» What to work on: Leave every picture out and write out the records below exactly.
___ Records
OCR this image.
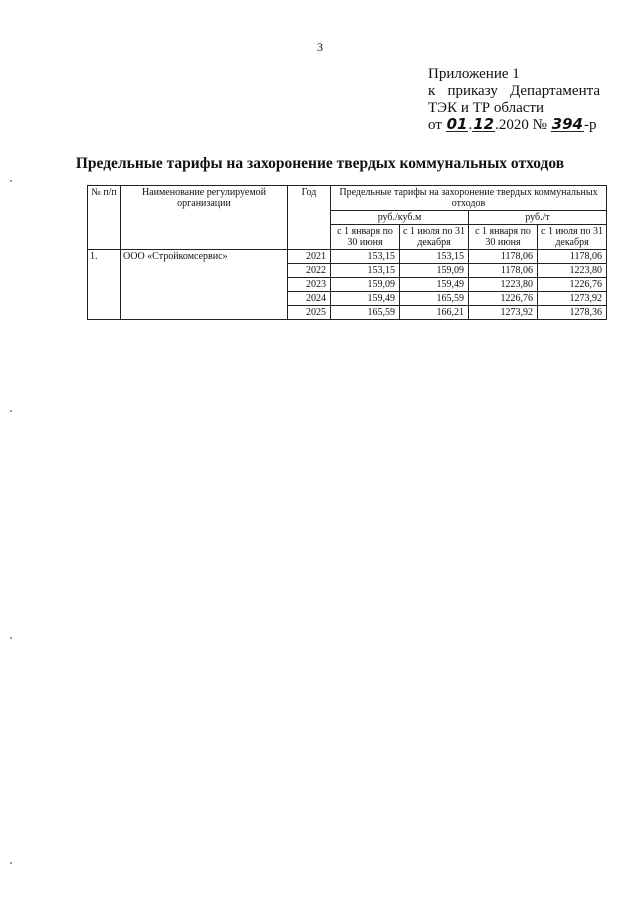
3
Приложение 1
к приказу Департамента
ТЭК и ТР области
от 01.12.2020 № 394-р
Предельные тарифы на захоронение твердых коммунальных отходов
№ п/п	Наименование регулируемой организации	Год	Предельные тарифы на захоронение твердых коммунальных отходов			
			руб./куб.м		руб./т	
			с 1 января по 30 июня	с 1 июля по 31 декабря	с 1 января по 30 июня	с 1 июля по 31 декабря
1.	ООО «Стройкомсервис»	2021	153,15	153,15	1178,06	1178,06
		2022	153,15	159,09	1178,06	1223,80
		2023	159,09	159,49	1223,80	1226,76
		2024	159,49	165,59	1226,76	1273,92
		2025	165,59	166,21	1273,92	1278,36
______
» Solution for this exercise:
OCR this image.
3
Приложение 1
к приказу Департамента
ТЭК и ТР области
от 01.12.2020 № 394-р
Предельные тарифы на захоронение твердых коммунальных отходов
№ п/п	Наименование регулируемой организации	Год	Предельные тарифы на захоронение твердых коммунальных отходов			
			руб./куб.м		руб./т	
			с 1 января по 30 июня	с 1 июля по 31 декабря	с 1 января по 30 июня	с 1 июля по 31 декабря
1.	ООО «Стройкомсервис»	2021	153,15	153,15	1178,06	1178,06
		2022	153,15	159,09	1178,06	1223,80
		2023	159,09	159,49	1223,80	1226,76
		2024	159,49	165,59	1226,76	1273,92
		2025	165,59	166,21	1273,92	1278,36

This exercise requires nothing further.